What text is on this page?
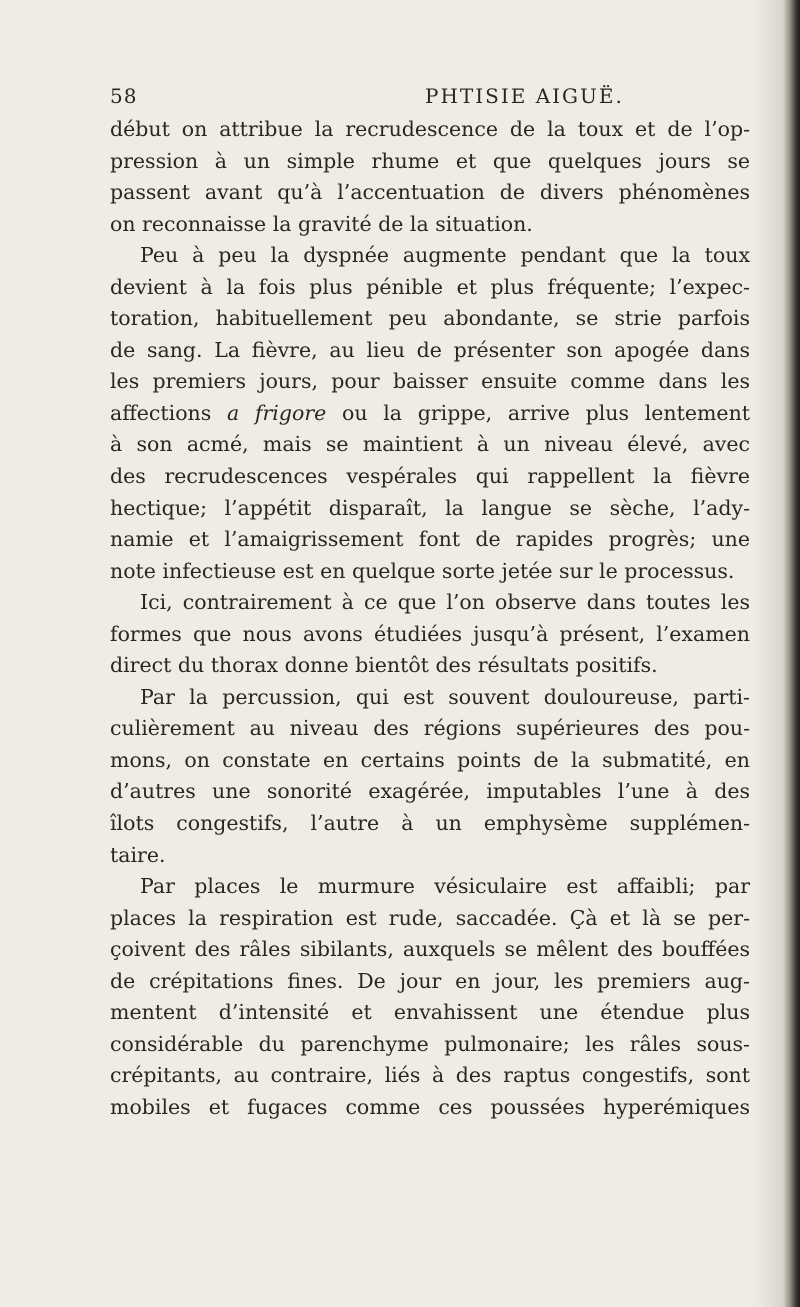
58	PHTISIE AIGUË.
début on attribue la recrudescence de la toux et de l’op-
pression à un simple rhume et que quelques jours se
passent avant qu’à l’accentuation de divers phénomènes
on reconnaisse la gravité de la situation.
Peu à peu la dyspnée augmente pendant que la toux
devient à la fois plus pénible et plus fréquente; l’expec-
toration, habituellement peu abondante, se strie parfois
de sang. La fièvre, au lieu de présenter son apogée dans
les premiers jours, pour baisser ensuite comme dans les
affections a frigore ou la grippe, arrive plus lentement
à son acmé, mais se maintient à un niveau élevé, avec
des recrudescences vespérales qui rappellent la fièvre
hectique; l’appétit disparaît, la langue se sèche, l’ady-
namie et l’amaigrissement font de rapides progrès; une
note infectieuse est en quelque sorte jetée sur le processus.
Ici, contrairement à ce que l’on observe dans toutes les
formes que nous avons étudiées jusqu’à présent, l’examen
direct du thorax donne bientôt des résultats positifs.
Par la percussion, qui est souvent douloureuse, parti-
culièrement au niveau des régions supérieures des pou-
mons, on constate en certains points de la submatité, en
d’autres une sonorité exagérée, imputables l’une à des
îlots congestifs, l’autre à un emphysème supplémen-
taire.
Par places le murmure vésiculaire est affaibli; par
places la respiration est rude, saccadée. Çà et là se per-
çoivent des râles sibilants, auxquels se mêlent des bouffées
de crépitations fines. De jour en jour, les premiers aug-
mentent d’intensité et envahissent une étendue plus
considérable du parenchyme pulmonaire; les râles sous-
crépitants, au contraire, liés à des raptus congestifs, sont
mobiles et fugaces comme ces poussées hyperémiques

* [Instructions to follow]: Quote the records above in full, dropping each picture.

* [Correct answer]:
What text is on this page?
58	PHTISIE AIGUË.
début on attribue la recrudescence de la toux et de l’op-
pression à un simple rhume et que quelques jours se
passent avant qu’à l’accentuation de divers phénomènes
on reconnaisse la gravité de la situation.
Peu à peu la dyspnée augmente pendant que la toux
devient à la fois plus pénible et plus fréquente; l’expec-
toration, habituellement peu abondante, se strie parfois
de sang. La fièvre, au lieu de présenter son apogée dans
les premiers jours, pour baisser ensuite comme dans les
affections a frigore ou la grippe, arrive plus lentement
à son acmé, mais se maintient à un niveau élevé, avec
des recrudescences vespérales qui rappellent la fièvre
hectique; l’appétit disparaît, la langue se sèche, l’ady-
namie et l’amaigrissement font de rapides progrès; une
note infectieuse est en quelque sorte jetée sur le processus.
Ici, contrairement à ce que l’on observe dans toutes les
formes que nous avons étudiées jusqu’à présent, l’examen
direct du thorax donne bientôt des résultats positifs.
Par la percussion, qui est souvent douloureuse, parti-
culièrement au niveau des régions supérieures des pou-
mons, on constate en certains points de la submatité, en
d’autres une sonorité exagérée, imputables l’une à des
îlots congestifs, l’autre à un emphysème supplémen-
taire.
Par places le murmure vésiculaire est affaibli; par
places la respiration est rude, saccadée. Çà et là se per-
çoivent des râles sibilants, auxquels se mêlent des bouffées
de crépitations fines. De jour en jour, les premiers aug-
mentent d’intensité et envahissent une étendue plus
considérable du parenchyme pulmonaire; les râles sous-
crépitants, au contraire, liés à des raptus congestifs, sont
mobiles et fugaces comme ces poussées hyperémiques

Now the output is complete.